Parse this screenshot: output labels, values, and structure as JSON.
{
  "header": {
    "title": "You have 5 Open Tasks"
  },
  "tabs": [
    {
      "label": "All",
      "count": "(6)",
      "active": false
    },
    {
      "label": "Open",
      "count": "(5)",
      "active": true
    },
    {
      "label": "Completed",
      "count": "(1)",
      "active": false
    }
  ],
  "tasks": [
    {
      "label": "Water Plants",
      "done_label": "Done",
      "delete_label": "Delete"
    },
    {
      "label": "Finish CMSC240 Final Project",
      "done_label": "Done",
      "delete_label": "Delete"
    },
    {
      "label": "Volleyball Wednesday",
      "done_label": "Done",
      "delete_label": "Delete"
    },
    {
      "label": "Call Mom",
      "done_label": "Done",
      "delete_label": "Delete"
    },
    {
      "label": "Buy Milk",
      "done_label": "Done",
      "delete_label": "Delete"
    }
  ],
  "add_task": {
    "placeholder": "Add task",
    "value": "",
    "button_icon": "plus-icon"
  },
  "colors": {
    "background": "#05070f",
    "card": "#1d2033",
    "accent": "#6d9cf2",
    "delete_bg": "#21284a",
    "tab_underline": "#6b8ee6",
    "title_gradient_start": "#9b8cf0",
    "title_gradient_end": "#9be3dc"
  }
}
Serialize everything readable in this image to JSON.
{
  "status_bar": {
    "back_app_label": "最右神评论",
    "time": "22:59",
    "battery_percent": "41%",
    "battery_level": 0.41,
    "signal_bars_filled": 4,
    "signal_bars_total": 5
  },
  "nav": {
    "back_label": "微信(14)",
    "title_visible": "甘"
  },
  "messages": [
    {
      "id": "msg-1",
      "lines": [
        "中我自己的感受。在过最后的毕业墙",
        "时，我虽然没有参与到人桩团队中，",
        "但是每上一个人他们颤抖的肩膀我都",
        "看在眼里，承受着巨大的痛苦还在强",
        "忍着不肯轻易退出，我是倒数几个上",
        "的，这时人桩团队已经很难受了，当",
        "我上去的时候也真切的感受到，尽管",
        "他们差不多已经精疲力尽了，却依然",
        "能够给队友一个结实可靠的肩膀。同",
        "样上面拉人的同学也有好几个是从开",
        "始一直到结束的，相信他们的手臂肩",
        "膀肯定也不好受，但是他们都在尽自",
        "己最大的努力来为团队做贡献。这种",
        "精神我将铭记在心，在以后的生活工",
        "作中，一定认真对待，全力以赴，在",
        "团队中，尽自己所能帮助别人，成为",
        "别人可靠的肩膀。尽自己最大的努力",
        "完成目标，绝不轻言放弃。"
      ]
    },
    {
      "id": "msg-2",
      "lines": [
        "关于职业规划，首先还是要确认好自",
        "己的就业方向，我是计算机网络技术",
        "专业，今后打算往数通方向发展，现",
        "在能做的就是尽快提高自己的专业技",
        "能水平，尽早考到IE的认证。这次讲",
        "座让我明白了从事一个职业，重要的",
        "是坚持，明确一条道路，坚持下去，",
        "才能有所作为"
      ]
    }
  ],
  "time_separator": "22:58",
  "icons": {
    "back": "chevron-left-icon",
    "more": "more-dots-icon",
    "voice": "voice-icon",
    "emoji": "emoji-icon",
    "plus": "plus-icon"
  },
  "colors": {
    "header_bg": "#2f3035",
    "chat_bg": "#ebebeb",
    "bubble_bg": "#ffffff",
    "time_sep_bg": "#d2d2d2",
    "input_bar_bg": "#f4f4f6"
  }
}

■ ■ ■ ■ ■

TASK OBJECTIVE:
Collect, from the material above, every line containing the word "Open".

RESULT OF THE TASK:
    "title": "You have 5 Open Tasks"
      "label": "Open",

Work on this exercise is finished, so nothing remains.